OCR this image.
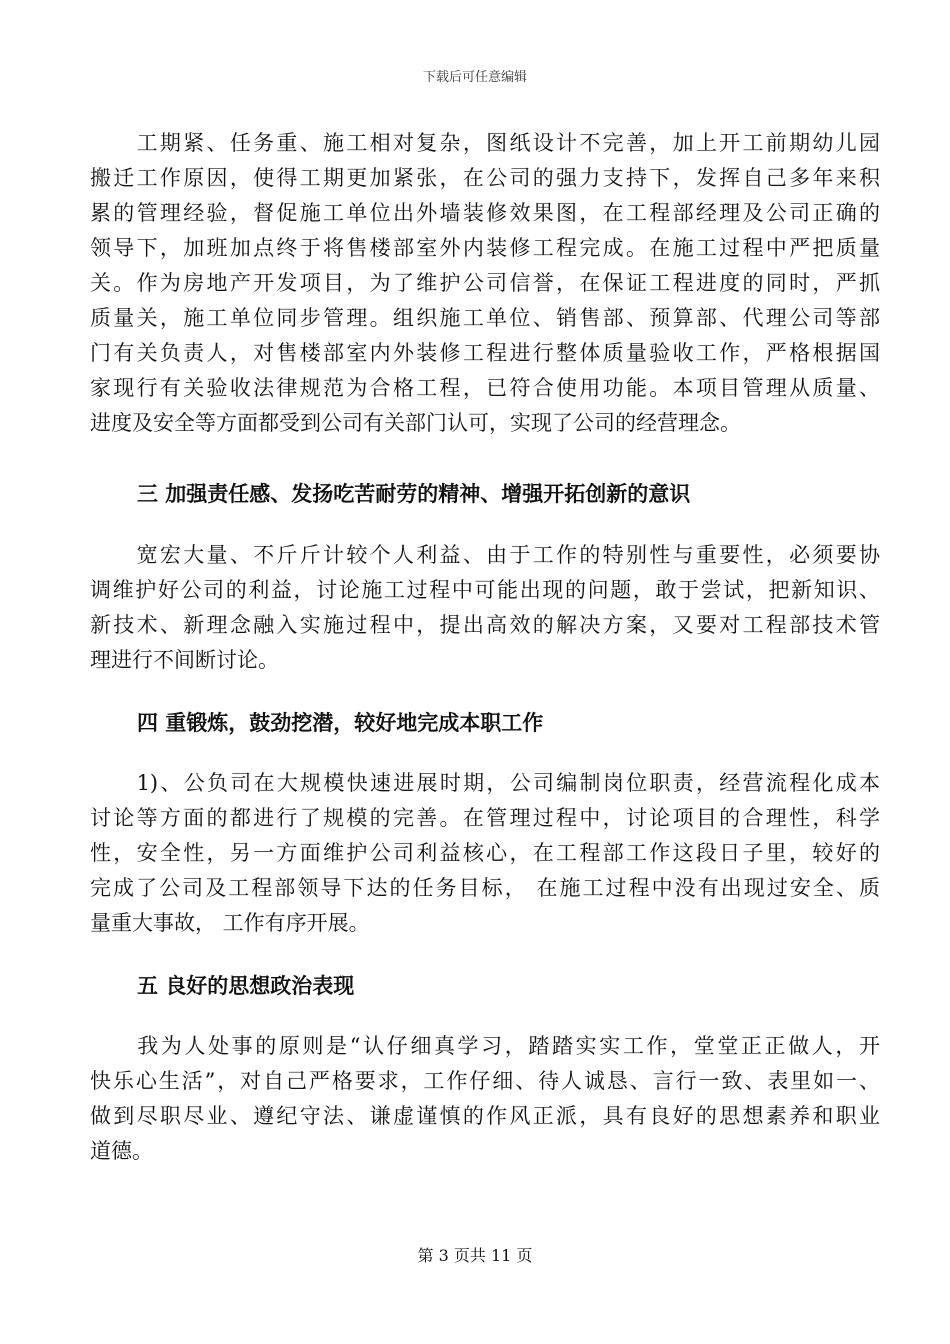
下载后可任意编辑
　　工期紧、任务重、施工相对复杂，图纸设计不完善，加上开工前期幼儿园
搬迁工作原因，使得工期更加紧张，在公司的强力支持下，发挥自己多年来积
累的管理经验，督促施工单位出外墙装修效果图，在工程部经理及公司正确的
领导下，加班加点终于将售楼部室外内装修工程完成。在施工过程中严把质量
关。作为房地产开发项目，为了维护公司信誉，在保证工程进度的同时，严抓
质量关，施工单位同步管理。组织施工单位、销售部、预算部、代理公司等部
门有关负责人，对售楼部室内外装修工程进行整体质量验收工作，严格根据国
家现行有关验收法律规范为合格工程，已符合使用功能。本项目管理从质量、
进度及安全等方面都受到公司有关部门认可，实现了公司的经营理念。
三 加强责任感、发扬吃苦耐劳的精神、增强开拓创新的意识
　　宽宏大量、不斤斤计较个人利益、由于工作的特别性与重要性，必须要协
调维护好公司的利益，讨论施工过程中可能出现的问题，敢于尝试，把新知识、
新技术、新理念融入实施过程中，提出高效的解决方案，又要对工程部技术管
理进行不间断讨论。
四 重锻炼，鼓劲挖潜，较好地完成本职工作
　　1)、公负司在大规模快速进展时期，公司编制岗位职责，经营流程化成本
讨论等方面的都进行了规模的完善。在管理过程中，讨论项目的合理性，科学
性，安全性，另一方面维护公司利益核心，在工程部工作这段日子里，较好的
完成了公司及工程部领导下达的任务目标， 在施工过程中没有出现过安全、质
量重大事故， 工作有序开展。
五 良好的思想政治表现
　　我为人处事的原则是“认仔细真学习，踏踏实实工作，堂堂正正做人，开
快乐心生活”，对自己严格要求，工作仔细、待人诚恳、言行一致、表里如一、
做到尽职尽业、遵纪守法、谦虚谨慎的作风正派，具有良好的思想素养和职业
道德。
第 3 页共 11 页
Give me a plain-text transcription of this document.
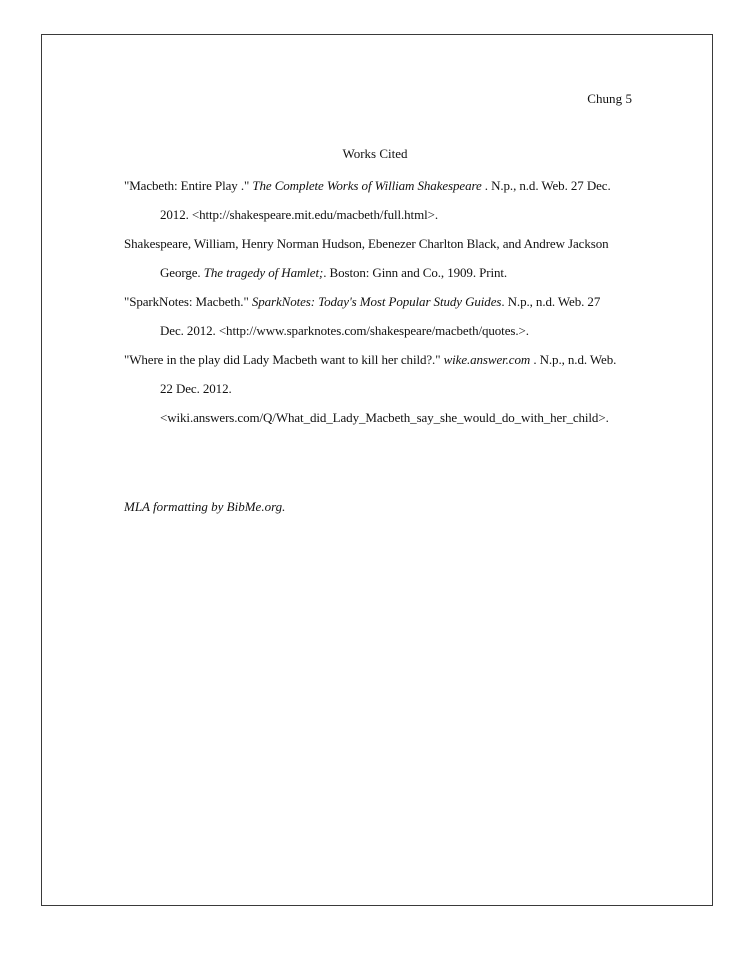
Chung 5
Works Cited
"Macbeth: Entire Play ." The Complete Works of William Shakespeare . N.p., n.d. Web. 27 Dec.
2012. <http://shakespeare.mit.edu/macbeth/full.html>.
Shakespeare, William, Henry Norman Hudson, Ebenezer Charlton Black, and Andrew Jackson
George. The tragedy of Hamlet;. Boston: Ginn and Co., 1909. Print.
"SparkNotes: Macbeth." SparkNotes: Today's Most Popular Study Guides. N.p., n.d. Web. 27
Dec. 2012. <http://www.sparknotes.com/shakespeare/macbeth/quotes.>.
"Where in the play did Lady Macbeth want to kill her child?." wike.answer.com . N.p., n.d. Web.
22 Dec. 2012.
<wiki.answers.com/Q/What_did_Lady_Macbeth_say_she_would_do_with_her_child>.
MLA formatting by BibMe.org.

____________________

◆ **Exercise prompt**: Your task is to copy the entries in full and exactly, without any images.

◆ **Expected answer**:
OCR this image.
下载后可任意编辑
　　工期紧、任务重、施工相对复杂，图纸设计不完善，加上开工前期幼儿园
搬迁工作原因，使得工期更加紧张，在公司的强力支持下，发挥自己多年来积
累的管理经验，督促施工单位出外墙装修效果图，在工程部经理及公司正确的
领导下，加班加点终于将售楼部室外内装修工程完成。在施工过程中严把质量
关。作为房地产开发项目，为了维护公司信誉，在保证工程进度的同时，严抓
质量关，施工单位同步管理。组织施工单位、销售部、预算部、代理公司等部
门有关负责人，对售楼部室内外装修工程进行整体质量验收工作，严格根据国
家现行有关验收法律规范为合格工程，已符合使用功能。本项目管理从质量、
进度及安全等方面都受到公司有关部门认可，实现了公司的经营理念。
三 加强责任感、发扬吃苦耐劳的精神、增强开拓创新的意识
　　宽宏大量、不斤斤计较个人利益、由于工作的特别性与重要性，必须要协
调维护好公司的利益，讨论施工过程中可能出现的问题，敢于尝试，把新知识、
新技术、新理念融入实施过程中，提出高效的解决方案，又要对工程部技术管
理进行不间断讨论。
四 重锻炼，鼓劲挖潜，较好地完成本职工作
　　1)、公负司在大规模快速进展时期，公司编制岗位职责，经营流程化成本
讨论等方面的都进行了规模的完善。在管理过程中，讨论项目的合理性，科学
性，安全性，另一方面维护公司利益核心，在工程部工作这段日子里，较好的
完成了公司及工程部领导下达的任务目标， 在施工过程中没有出现过安全、质
量重大事故， 工作有序开展。
五 良好的思想政治表现
　　我为人处事的原则是“认仔细真学习，踏踏实实工作，堂堂正正做人，开
快乐心生活”，对自己严格要求，工作仔细、待人诚恳、言行一致、表里如一、
做到尽职尽业、遵纪守法、谦虚谨慎的作风正派，具有良好的思想素养和职业
道德。
第 3 页共 11 页
Give me a plain-text transcription of this document.
Chung 5
Works Cited
"Macbeth: Entire Play ." The Complete Works of William Shakespeare . N.p., n.d. Web. 27 Dec.
2012. <http://shakespeare.mit.edu/macbeth/full.html>.
Shakespeare, William, Henry Norman Hudson, Ebenezer Charlton Black, and Andrew Jackson
George. The tragedy of Hamlet;. Boston: Ginn and Co., 1909. Print.
"SparkNotes: Macbeth." SparkNotes: Today's Most Popular Study Guides. N.p., n.d. Web. 27
Dec. 2012. <http://www.sparknotes.com/shakespeare/macbeth/quotes.>.
"Where in the play did Lady Macbeth want to kill her child?." wike.answer.com . N.p., n.d. Web.
22 Dec. 2012.
<wiki.answers.com/Q/What_did_Lady_Macbeth_say_she_would_do_with_her_child>.
MLA formatting by BibMe.org.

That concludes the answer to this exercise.